■ EXERCISE BRIEF: Locate every line below that contains the word "best" and copy it.

■ THE RECORDS:
__________

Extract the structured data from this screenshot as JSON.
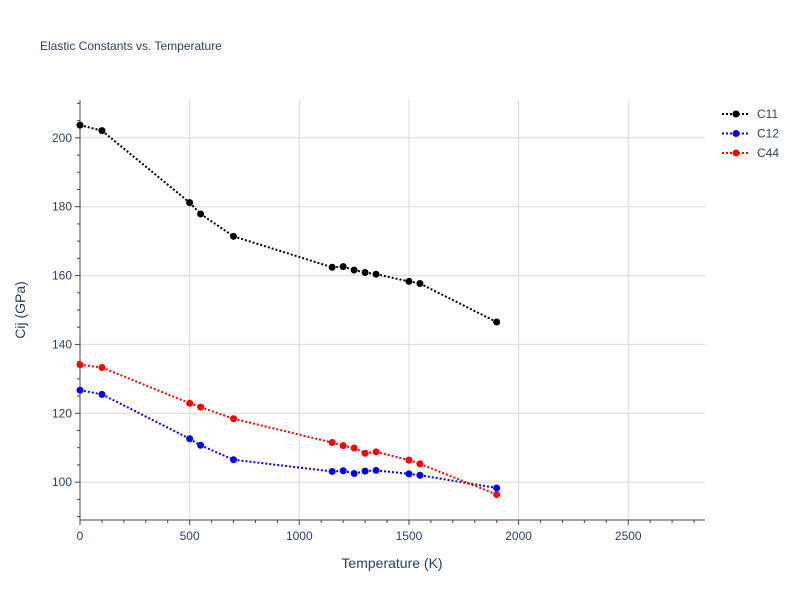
{
  "chart_data": {
    "type": "line",
    "title": "Elastic Constants vs. Temperature",
    "xlabel": "Temperature (K)",
    "ylabel": "Cij (GPa)",
    "xlim": [
      0,
      2850
    ],
    "ylim": [
      89,
      211
    ],
    "x_ticks": [
      0,
      500,
      1000,
      1500,
      2000,
      2500
    ],
    "y_ticks": [
      100,
      120,
      140,
      160,
      180,
      200
    ],
    "grid": true,
    "legend_position": "top-right",
    "series": [
      {
        "name": "C11",
        "color": "#000000",
        "x": [
          0,
          100,
          500,
          550,
          700,
          1150,
          1200,
          1250,
          1300,
          1350,
          1500,
          1550,
          1900
        ],
        "y": [
          203.7,
          202.1,
          181.2,
          177.9,
          171.4,
          162.4,
          162.6,
          161.6,
          160.9,
          160.4,
          158.3,
          157.7,
          146.5
        ]
      },
      {
        "name": "C12",
        "color": "#0000ff",
        "x": [
          0,
          100,
          500,
          550,
          700,
          1150,
          1200,
          1250,
          1300,
          1350,
          1500,
          1550,
          1900
        ],
        "y": [
          126.7,
          125.5,
          112.6,
          110.7,
          106.5,
          103.1,
          103.3,
          102.5,
          103.2,
          103.4,
          102.4,
          102.0,
          98.3
        ]
      },
      {
        "name": "C44",
        "color": "#ff0000",
        "x": [
          0,
          100,
          500,
          550,
          700,
          1150,
          1200,
          1250,
          1300,
          1350,
          1500,
          1550,
          1900
        ],
        "y": [
          134.1,
          133.3,
          122.9,
          121.8,
          118.4,
          111.5,
          110.6,
          109.9,
          108.4,
          108.8,
          106.4,
          105.3,
          96.4
        ]
      }
    ]
  }
}
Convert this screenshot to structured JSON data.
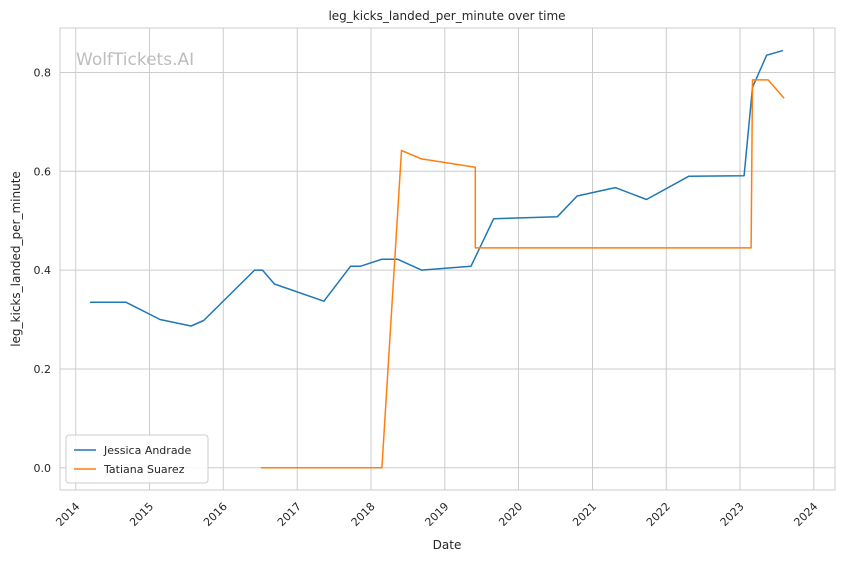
{
  "chart_data": {
    "type": "line",
    "title": "leg_kicks_landed_per_minute over time",
    "xlabel": "Date",
    "ylabel": "leg_kicks_landed_per_minute",
    "watermark": "WolfTickets.AI",
    "xlim": [
      "2013-10-15",
      "2024-04-15"
    ],
    "ylim": [
      -0.045,
      0.89
    ],
    "x_ticks": [
      "2014-01-01",
      "2015-01-01",
      "2016-01-01",
      "2017-01-01",
      "2018-01-01",
      "2019-01-01",
      "2020-01-01",
      "2021-01-01",
      "2022-01-01",
      "2023-01-01",
      "2024-01-01"
    ],
    "x_tick_labels": [
      "2014",
      "2015",
      "2016",
      "2017",
      "2018",
      "2019",
      "2020",
      "2021",
      "2022",
      "2023",
      "2024"
    ],
    "y_ticks": [
      0.0,
      0.2,
      0.4,
      0.6,
      0.8
    ],
    "y_tick_labels": [
      "0.0",
      "0.2",
      "0.4",
      "0.6",
      "0.8"
    ],
    "grid": true,
    "legend_position": "lower-left",
    "series": [
      {
        "name": "Jessica Andrade",
        "color": "#1f77b4",
        "points": [
          [
            "2014-03-15",
            0.335
          ],
          [
            "2014-09-06",
            0.335
          ],
          [
            "2015-02-22",
            0.3
          ],
          [
            "2015-07-25",
            0.287
          ],
          [
            "2015-09-26",
            0.298
          ],
          [
            "2016-06-04",
            0.4
          ],
          [
            "2016-07-13",
            0.4
          ],
          [
            "2016-09-10",
            0.372
          ],
          [
            "2017-05-13",
            0.337
          ],
          [
            "2017-09-22",
            0.408
          ],
          [
            "2017-11-11",
            0.408
          ],
          [
            "2018-02-24",
            0.422
          ],
          [
            "2018-05-12",
            0.422
          ],
          [
            "2018-09-08",
            0.4
          ],
          [
            "2019-05-11",
            0.408
          ],
          [
            "2019-08-31",
            0.504
          ],
          [
            "2020-07-11",
            0.508
          ],
          [
            "2020-10-17",
            0.55
          ],
          [
            "2021-04-24",
            0.567
          ],
          [
            "2021-09-25",
            0.543
          ],
          [
            "2022-04-23",
            0.59
          ],
          [
            "2023-01-21",
            0.591
          ],
          [
            "2023-03-04",
            0.77
          ],
          [
            "2023-05-13",
            0.835
          ],
          [
            "2023-07-29",
            0.844
          ]
        ]
      },
      {
        "name": "Tatiana Suarez",
        "color": "#ff7f0e",
        "points": [
          [
            "2016-07-08",
            0.0
          ],
          [
            "2018-02-24",
            0.0
          ],
          [
            "2018-06-01",
            0.642
          ],
          [
            "2018-09-08",
            0.625
          ],
          [
            "2019-06-01",
            0.608
          ],
          [
            "2019-06-01",
            0.445
          ],
          [
            "2023-02-25",
            0.445
          ],
          [
            "2023-03-04",
            0.785
          ],
          [
            "2023-05-20",
            0.785
          ],
          [
            "2023-08-05",
            0.749
          ]
        ]
      }
    ]
  }
}
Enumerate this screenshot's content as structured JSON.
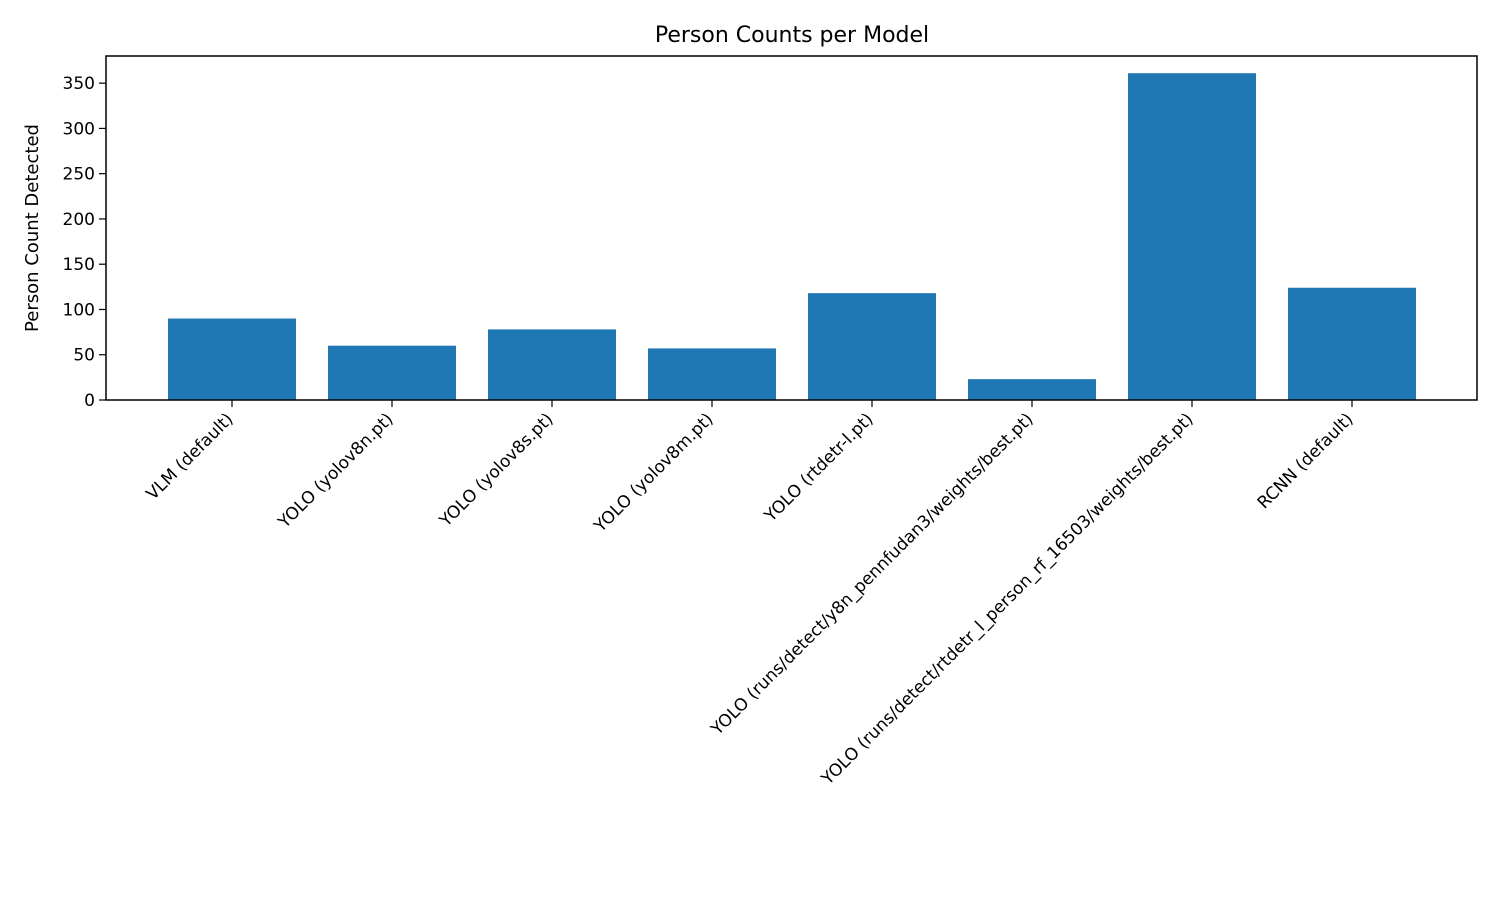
{
  "chart_data": {
    "type": "bar",
    "title": "Person Counts per Model",
    "xlabel": "",
    "ylabel": "Person Count Detected",
    "categories": [
      "VLM (default)",
      "YOLO (yolov8n.pt)",
      "YOLO (yolov8s.pt)",
      "YOLO (yolov8m.pt)",
      "YOLO (rtdetr-l.pt)",
      "YOLO (runs/detect/y8n_pennfudan3/weights/best.pt)",
      "YOLO (runs/detect/rtdetr_l_person_rf_16503/weights/best.pt)",
      "RCNN (default)"
    ],
    "values": [
      90,
      60,
      78,
      57,
      118,
      23,
      361,
      124
    ],
    "ylim": [
      0,
      380
    ],
    "yticks": [
      0,
      50,
      100,
      150,
      200,
      250,
      300,
      350
    ],
    "grid": false,
    "bar_color": "#1f77b4"
  }
}
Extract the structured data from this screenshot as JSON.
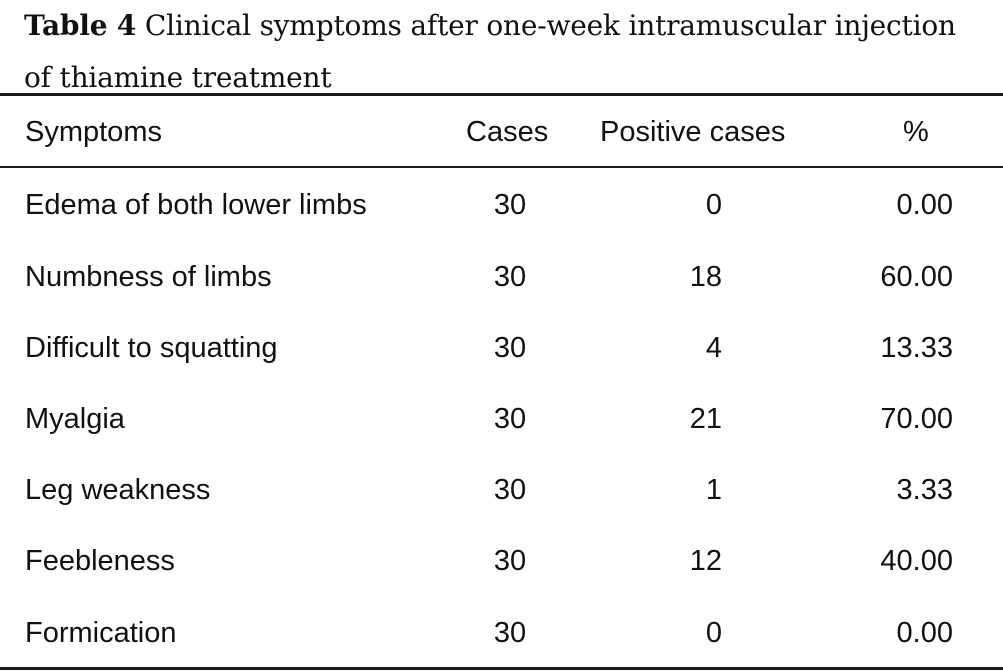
{
  "caption": {
    "label": "Table 4",
    "line1_text": "Clinical symptoms after one-week intramuscular injection",
    "line2_text": "of thiamine treatment"
  },
  "table": {
    "headers": {
      "symptoms": "Symptoms",
      "cases": "Cases",
      "positive_cases": "Positive cases",
      "percent": "%"
    },
    "rows": [
      {
        "symptom": "Edema of both lower limbs",
        "cases": "30",
        "positive": "0",
        "percent": "0.00"
      },
      {
        "symptom": "Numbness of limbs",
        "cases": "30",
        "positive": "18",
        "percent": "60.00"
      },
      {
        "symptom": "Difficult to squatting",
        "cases": "30",
        "positive": "4",
        "percent": "13.33"
      },
      {
        "symptom": "Myalgia",
        "cases": "30",
        "positive": "21",
        "percent": "70.00"
      },
      {
        "symptom": "Leg weakness",
        "cases": "30",
        "positive": "1",
        "percent": "3.33"
      },
      {
        "symptom": "Feebleness",
        "cases": "30",
        "positive": "12",
        "percent": "40.00"
      },
      {
        "symptom": "Formication",
        "cases": "30",
        "positive": "0",
        "percent": "0.00"
      }
    ]
  }
}
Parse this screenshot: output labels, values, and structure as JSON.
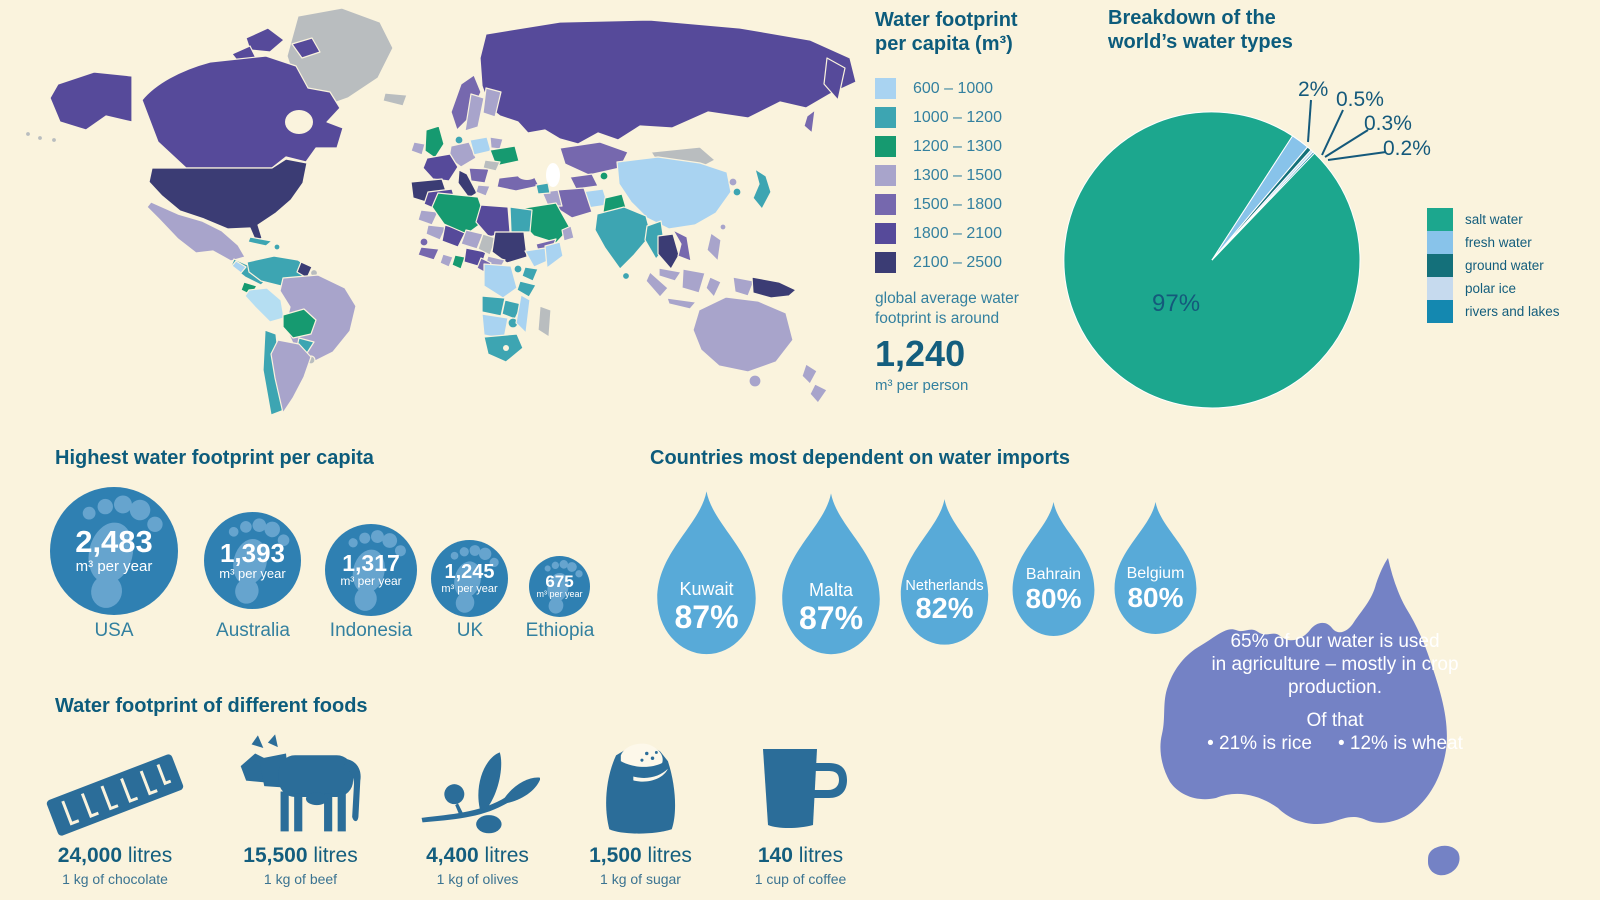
{
  "palette": {
    "background": "#faf3dd",
    "title_text": "#0d5c7c",
    "body_text": "#33809f",
    "dark_value_text": "#145e7e",
    "circle_blue": "#2f80b2",
    "foot_light_blue": "#79b0d8",
    "drop_blue": "#58aad8",
    "australia_purple": "#7482c5",
    "food_icon_blue": "#2b6d99",
    "map_no_data": "#b9bdbf"
  },
  "map_legend": {
    "title_line1": "Water footprint",
    "title_line2": "per capita (m³)",
    "ranges": [
      {
        "label": "600 – 1000",
        "color": "#a9d3f1"
      },
      {
        "label": "1000 – 1200",
        "color": "#3da5b2"
      },
      {
        "label": "1200 – 1300",
        "color": "#169a70"
      },
      {
        "label": "1300 – 1500",
        "color": "#a8a4cb"
      },
      {
        "label": "1500 – 1800",
        "color": "#7668ae"
      },
      {
        "label": "1800 – 2100",
        "color": "#564a9a"
      },
      {
        "label": "2100 – 2500",
        "color": "#3b3c74"
      }
    ],
    "note_line1": "global average water",
    "note_line2": "footprint is around",
    "average_value": "1,240",
    "average_unit": "m³ per person"
  },
  "pie_section": {
    "title_line1": "Breakdown of the",
    "title_line2": "world’s water types"
  },
  "chart_data": [
    {
      "type": "pie",
      "title": "Breakdown of the world’s water types",
      "legend_position": "right",
      "start_angle_deg": 33,
      "slices": [
        {
          "label": "salt water",
          "value": 97,
          "display": "97%",
          "color": "#1ca78e"
        },
        {
          "label": "fresh water",
          "value": 2,
          "display": "2%",
          "color": "#88c3ea"
        },
        {
          "label": "ground water",
          "value": 0.5,
          "display": "0.5%",
          "color": "#14707a"
        },
        {
          "label": "polar ice",
          "value": 0.3,
          "display": "0.3%",
          "color": "#c6daee"
        },
        {
          "label": "rivers and lakes",
          "value": 0.2,
          "display": "0.2%",
          "color": "#1488b0"
        }
      ]
    },
    {
      "type": "bar",
      "title": "Highest water footprint per capita",
      "categories": [
        "USA",
        "Australia",
        "Indonesia",
        "UK",
        "Ethiopia"
      ],
      "values": [
        2483,
        1393,
        1317,
        1245,
        675
      ],
      "unit": "m³ per year"
    },
    {
      "type": "bar",
      "title": "Countries most dependent on water imports",
      "categories": [
        "Kuwait",
        "Malta",
        "Netherlands",
        "Bahrain",
        "Belgium"
      ],
      "values": [
        87,
        87,
        82,
        80,
        80
      ],
      "unit": "%"
    },
    {
      "type": "bar",
      "title": "Water footprint of different foods",
      "categories": [
        "1 kg of chocolate",
        "1 kg of beef",
        "1 kg of olives",
        "1 kg of sugar",
        "1 cup of coffee"
      ],
      "values": [
        24000,
        15500,
        4400,
        1500,
        140
      ],
      "unit": "litres"
    }
  ],
  "footprints": {
    "title": "Highest water footprint per capita",
    "unit": "m³ per year",
    "items": [
      {
        "country": "USA",
        "value": "2,483"
      },
      {
        "country": "Australia",
        "value": "1,393"
      },
      {
        "country": "Indonesia",
        "value": "1,317"
      },
      {
        "country": "UK",
        "value": "1,245"
      },
      {
        "country": "Ethiopia",
        "value": "675"
      }
    ]
  },
  "imports": {
    "title": "Countries most dependent on water imports",
    "items": [
      {
        "country": "Kuwait",
        "pct": "87%"
      },
      {
        "country": "Malta",
        "pct": "87%"
      },
      {
        "country": "Netherlands",
        "pct": "82%"
      },
      {
        "country": "Bahrain",
        "pct": "80%"
      },
      {
        "country": "Belgium",
        "pct": "80%"
      }
    ]
  },
  "australia": {
    "line1": "65% of our water is used",
    "line2": "in agriculture – mostly in crop",
    "line3": "production.",
    "line4": "Of that",
    "bullet1": "• 21% is rice",
    "bullet2": "• 12% is wheat"
  },
  "foods": {
    "title": "Water footprint of different foods",
    "items": [
      {
        "value": "24,000",
        "unit": "litres",
        "desc": "1 kg of chocolate",
        "icon": "chocolate-bar-icon"
      },
      {
        "value": "15,500",
        "unit": "litres",
        "desc": "1 kg of beef",
        "icon": "cow-icon"
      },
      {
        "value": "4,400",
        "unit": "litres",
        "desc": "1 kg of olives",
        "icon": "olive-branch-icon"
      },
      {
        "value": "1,500",
        "unit": "litres",
        "desc": "1 kg of sugar",
        "icon": "sugar-sack-icon"
      },
      {
        "value": "140",
        "unit": "litres",
        "desc": "1 cup of coffee",
        "icon": "coffee-mug-icon"
      }
    ]
  }
}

__________

■ SOLUTION TO THIS PROBLEM:
      "YOLO (runs/detect/y8n_pennfudan3/weights/best.pt)",
      "YOLO (runs/detect/rtdetr_l_person_rf_16503/weights/best.pt)",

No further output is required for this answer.